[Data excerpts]
——

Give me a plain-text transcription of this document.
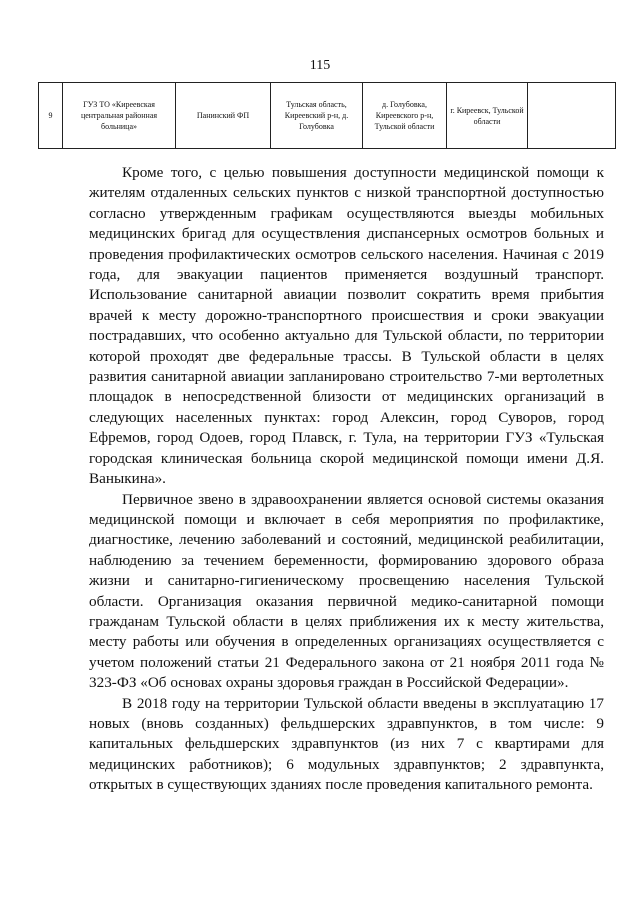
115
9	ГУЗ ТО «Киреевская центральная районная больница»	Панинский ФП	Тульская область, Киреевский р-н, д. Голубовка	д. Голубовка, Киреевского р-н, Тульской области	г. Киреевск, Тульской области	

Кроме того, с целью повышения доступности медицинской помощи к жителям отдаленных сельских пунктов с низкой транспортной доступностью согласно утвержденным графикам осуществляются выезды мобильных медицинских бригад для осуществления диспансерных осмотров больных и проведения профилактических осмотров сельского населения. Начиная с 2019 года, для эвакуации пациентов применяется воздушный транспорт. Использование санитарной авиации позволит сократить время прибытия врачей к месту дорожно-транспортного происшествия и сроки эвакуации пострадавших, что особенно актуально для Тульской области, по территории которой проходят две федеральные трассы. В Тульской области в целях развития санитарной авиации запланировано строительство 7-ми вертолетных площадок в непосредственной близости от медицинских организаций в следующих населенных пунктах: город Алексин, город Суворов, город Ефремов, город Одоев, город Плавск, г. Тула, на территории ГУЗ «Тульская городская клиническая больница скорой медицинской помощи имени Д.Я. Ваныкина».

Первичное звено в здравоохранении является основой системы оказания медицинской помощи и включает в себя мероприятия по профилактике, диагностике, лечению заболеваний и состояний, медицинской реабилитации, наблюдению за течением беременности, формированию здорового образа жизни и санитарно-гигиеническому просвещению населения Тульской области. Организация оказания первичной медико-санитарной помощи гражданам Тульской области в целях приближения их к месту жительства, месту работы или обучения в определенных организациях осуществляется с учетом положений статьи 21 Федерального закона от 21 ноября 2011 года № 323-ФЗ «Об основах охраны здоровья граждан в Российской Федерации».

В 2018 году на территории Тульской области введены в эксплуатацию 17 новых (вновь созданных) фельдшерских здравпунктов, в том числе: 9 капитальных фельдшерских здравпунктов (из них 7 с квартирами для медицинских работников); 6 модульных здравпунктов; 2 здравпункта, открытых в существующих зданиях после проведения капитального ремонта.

——

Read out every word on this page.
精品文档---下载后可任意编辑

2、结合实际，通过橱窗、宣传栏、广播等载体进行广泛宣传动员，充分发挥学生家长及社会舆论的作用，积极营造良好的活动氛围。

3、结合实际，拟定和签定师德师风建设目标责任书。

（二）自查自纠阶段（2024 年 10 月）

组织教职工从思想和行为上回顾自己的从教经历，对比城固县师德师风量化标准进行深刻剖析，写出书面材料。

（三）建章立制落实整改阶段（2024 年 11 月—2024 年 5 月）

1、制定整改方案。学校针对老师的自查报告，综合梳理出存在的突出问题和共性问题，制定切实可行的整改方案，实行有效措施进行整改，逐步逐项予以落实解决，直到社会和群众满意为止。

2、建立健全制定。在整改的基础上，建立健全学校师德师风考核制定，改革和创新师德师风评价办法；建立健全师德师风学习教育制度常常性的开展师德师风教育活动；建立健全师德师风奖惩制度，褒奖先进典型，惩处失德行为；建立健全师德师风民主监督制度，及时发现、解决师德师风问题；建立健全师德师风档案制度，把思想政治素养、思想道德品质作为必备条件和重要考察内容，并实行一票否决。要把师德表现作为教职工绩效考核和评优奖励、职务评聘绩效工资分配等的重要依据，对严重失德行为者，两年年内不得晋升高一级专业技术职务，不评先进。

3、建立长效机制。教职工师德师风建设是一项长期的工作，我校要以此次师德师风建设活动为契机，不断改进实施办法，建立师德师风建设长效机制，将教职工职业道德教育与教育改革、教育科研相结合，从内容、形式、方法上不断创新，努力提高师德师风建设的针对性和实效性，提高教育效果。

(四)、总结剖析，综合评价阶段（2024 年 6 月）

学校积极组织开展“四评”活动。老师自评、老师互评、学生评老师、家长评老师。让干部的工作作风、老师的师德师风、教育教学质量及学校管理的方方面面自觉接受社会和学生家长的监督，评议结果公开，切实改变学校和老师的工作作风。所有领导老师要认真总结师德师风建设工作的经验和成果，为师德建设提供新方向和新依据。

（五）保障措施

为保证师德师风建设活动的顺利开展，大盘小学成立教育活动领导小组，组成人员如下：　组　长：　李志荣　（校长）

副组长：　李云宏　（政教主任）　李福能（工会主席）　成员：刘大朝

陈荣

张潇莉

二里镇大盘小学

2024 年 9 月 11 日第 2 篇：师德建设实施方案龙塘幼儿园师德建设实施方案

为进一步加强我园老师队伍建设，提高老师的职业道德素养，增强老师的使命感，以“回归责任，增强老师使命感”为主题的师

——

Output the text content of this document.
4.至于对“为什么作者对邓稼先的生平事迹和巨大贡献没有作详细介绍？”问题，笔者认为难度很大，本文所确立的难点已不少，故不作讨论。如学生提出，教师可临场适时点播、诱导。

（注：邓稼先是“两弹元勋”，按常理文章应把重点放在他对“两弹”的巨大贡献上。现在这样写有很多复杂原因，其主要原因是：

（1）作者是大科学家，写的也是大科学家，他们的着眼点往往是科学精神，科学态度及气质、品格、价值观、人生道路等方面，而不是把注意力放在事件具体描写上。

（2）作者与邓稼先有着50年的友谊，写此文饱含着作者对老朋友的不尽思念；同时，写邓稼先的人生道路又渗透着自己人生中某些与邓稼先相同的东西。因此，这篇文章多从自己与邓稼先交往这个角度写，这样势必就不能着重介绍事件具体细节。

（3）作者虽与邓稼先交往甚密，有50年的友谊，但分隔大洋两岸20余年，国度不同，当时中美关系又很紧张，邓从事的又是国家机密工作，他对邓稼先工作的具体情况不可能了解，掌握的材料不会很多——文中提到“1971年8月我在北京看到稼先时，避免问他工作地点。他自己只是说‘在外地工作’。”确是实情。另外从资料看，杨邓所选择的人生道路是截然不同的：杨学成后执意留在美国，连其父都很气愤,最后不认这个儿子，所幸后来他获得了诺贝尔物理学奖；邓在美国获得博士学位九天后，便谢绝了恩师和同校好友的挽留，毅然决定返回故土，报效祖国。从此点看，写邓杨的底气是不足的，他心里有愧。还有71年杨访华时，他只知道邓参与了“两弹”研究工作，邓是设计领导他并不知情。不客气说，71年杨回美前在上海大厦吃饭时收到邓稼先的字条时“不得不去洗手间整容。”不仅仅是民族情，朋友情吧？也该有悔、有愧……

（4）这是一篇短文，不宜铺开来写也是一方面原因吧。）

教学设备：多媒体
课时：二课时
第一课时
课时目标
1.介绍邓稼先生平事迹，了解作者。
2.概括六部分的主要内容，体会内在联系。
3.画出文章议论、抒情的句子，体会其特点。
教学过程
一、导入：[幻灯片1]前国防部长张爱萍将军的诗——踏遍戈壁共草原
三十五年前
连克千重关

——

* _TASK INSTRUCTIONS_
Search the records above for the string "document". Copy every line that contains it.

* _RESULT OF THE TASK_
Give me a plain-text transcription of this document.
Output the text content of this document.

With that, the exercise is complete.